### QUOTED PASSAGE ###

Being almost killed by your father, tricked by your mother, deceived by your brother are not the sort of things one can easily overcome, forgive, or forget.
All these events can linger, fester, and have long lasting effects.
Time does not heal all wounds, and not talking about them doesn’t mean they never happened.
And what role does God play in all of this?
How do we feel about a God that would tell an elderly couple to get up and move to a place they have never been?
How do we feel about a God that would test someone’s faith by asking them to tie their son up as a sacrifice?
How do we feel about a God who tells a pregnant woman in pain that she has two nations in her belly who will always be at war against one another?
And how do we interpret the actions of this dysfunctional family? Are they actually doing God wants or what they desire to do?
Are there times along the way in which they only heard what they wanted to hear and not what God actually said?
And what do we make of their actions?
There is one way of reading these stories in Genesis that says these family members are lying, cheating and acting unjustly to achieve what God wants…
…Then there is another reading that says even in the midst of these family members lying, cheating and acting unjustly, God is able to somehow, someway still act to achieve God’s will and bring good news into the world.
These stories can be used to validate unhealthy behavior and to say “See- that’s what God wants.”

### SOURCE DATA ###

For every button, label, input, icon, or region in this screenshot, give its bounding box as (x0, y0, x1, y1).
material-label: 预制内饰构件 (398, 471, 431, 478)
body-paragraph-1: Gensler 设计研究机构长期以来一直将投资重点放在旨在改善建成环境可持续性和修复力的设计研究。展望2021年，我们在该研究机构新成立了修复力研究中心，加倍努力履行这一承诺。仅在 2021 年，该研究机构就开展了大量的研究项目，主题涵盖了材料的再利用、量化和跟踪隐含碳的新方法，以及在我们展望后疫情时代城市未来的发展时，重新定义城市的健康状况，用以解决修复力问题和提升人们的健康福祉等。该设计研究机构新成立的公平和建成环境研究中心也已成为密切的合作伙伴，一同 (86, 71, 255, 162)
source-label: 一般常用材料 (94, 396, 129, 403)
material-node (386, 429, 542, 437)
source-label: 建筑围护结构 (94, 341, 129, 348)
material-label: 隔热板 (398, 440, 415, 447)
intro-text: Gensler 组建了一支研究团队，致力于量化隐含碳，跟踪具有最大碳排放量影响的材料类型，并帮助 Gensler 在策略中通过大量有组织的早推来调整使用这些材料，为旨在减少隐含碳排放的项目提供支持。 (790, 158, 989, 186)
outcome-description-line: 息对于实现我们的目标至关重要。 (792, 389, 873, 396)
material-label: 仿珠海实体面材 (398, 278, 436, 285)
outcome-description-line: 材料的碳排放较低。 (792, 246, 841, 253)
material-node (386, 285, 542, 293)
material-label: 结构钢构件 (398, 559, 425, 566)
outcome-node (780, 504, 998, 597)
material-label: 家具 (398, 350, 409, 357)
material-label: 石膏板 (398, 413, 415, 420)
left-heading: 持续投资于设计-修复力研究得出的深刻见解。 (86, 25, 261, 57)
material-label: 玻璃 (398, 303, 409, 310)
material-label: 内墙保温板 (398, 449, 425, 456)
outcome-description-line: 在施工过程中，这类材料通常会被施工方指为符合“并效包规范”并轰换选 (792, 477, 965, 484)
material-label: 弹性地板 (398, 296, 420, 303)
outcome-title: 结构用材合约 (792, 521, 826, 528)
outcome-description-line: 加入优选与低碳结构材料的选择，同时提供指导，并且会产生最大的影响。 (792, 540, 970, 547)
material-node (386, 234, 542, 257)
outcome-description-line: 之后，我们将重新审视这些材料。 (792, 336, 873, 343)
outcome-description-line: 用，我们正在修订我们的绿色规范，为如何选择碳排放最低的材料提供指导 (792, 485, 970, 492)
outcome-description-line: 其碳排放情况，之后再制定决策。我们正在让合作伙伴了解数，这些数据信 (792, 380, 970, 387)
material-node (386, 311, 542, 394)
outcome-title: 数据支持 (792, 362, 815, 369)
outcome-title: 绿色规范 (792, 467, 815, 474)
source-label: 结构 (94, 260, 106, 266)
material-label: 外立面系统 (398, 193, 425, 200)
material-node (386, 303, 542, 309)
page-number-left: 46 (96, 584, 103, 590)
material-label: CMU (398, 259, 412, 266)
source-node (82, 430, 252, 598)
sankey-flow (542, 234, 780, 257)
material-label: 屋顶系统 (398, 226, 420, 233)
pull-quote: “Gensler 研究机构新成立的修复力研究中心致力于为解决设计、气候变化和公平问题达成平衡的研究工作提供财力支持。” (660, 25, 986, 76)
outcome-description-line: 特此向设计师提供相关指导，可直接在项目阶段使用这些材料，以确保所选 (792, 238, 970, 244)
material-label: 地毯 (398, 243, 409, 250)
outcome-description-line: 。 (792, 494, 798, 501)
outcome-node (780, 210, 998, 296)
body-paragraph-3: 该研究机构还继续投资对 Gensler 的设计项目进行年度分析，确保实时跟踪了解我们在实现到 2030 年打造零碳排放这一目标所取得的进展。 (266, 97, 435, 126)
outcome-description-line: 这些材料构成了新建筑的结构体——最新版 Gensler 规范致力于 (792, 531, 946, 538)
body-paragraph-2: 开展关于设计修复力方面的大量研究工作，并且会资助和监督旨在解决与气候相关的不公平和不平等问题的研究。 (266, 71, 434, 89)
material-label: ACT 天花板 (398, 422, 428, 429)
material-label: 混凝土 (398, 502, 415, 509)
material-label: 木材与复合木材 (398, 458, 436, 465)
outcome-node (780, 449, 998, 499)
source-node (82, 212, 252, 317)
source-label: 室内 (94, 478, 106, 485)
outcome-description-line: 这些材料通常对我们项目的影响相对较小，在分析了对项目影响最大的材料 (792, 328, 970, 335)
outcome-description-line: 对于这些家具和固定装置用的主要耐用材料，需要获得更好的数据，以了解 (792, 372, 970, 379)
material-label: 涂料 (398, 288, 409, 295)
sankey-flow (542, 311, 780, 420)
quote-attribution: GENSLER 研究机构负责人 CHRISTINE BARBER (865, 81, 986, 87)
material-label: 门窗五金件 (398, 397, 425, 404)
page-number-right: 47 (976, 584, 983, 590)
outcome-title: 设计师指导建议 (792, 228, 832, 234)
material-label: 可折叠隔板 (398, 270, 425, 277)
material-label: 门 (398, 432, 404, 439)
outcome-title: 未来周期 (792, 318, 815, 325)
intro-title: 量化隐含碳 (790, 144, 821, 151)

###

ASSIGNED TASK A>
Answer these from the reflection on the Genesis family stories:
(i) What does the text say does not heal all wounds?
(ii) What does God tell the pregnant woman in pain that she has in her belly?
(iii) What does the text say these stories can be used to validate?
ASSIGNED TASK B> Return the portion of the Genesis reflection from "All these events" up to and including "of their actions?", word for word.
ASSIGNED TASK C> Resume the reflection on the Genesis family stories after its last sentence.
The material comes from a separate source.

WRITTEN ANSWER A>
(i) Time.
(ii) Two nations who will always be at war against one another.
(iii) Unhealthy behavior.

WRITTEN ANSWER B>
All these events can linger, fester, and have long lasting effects.
Time does not heal all wounds, and not talking about them doesn’t mean they never happened.
And what role does God play in all of this?
How do we feel about a God that would tell an elderly couple to get up and move to a place they have never been?
How do we feel about a God that would test someone’s faith by asking them to tie their son up as a sacrifice?
How do we feel about a God who tells a pregnant woman in pain that she has two nations in her belly who will always be at war against one another?
And how do we interpret the actions of this dysfunctional family? Are they actually doing God wants or what they desire to do?
Are there times along the way in which they only heard what they wanted to hear and not what God actually said?
And what do we make of their actions?

WRITTEN ANSWER C>
OR, they can be used to show that even when we act abusively, when we act unwisely, when we make unjust decisions, God is still able to move through the chaos and bring forth new life, new beginnings, and resurrection.
The midrash we shared earlier says that salvation will come to the world when the tears of Esau stop flowing.
This can mean that it is only when our enemies stop hurting that we will stop hurting too.
It means that like it or not, we are tied to our arch-rivals, and only when the tears on both sides cease will peace come about.
Because of the most recent General Synod, I wonder if this midrash can have another meaning as well.
Maybe it also means that the world will not experience redemption until after the tears of the traumatized, the abused, and the unjustly treated stop to fall.
Maybe Esau’s tears can represent anyone, anywhere, at anytime, who has been unfairly un-blessed.
Think of the Resolutions that the UCC recently passed at our General Synod.
-The Resolution for “A More Just Economy…” advocating for the minimum wage to be raised to $15 an hour.
-The Resolution supporting “Adult Survivors of Child Abuse and Neglect” which calls us to acknowledge that 1 out of 6 boys and 1 out of 4 girls has been sexually abused.
Talk about shells in our teeth and the tears of brother Esau.
Other resolutions spoke out against the use of “Corporal Punishment of Children” in schools and institutions; an issue that is timely for Highlands County.
As well as Resolutions that spoke of standing with workers that picked tomatoes for Wendy’s, studying gun violence as a health issue, and advocating for children living under Israeli Military Occupation.
These resolutions confront the issues of trauma, dysfunction, injustice, and conceit.
They place shells in our teeth and ask us to acknowledge the tears in Esau’s eyes.
The stories of Abraham and Sarah, Isaac and Rebekah, Esau and Jacob remind us that no family is perfect; no dynasty is without dysfunction, no society is without secrets.
They also invite us to wrestle with and to ask the hard questions, like-
How does God work through it all?
How do the wounds of Jesus bring about peace and resurrection?
How does the Holy Spirit refresh and restore such situations?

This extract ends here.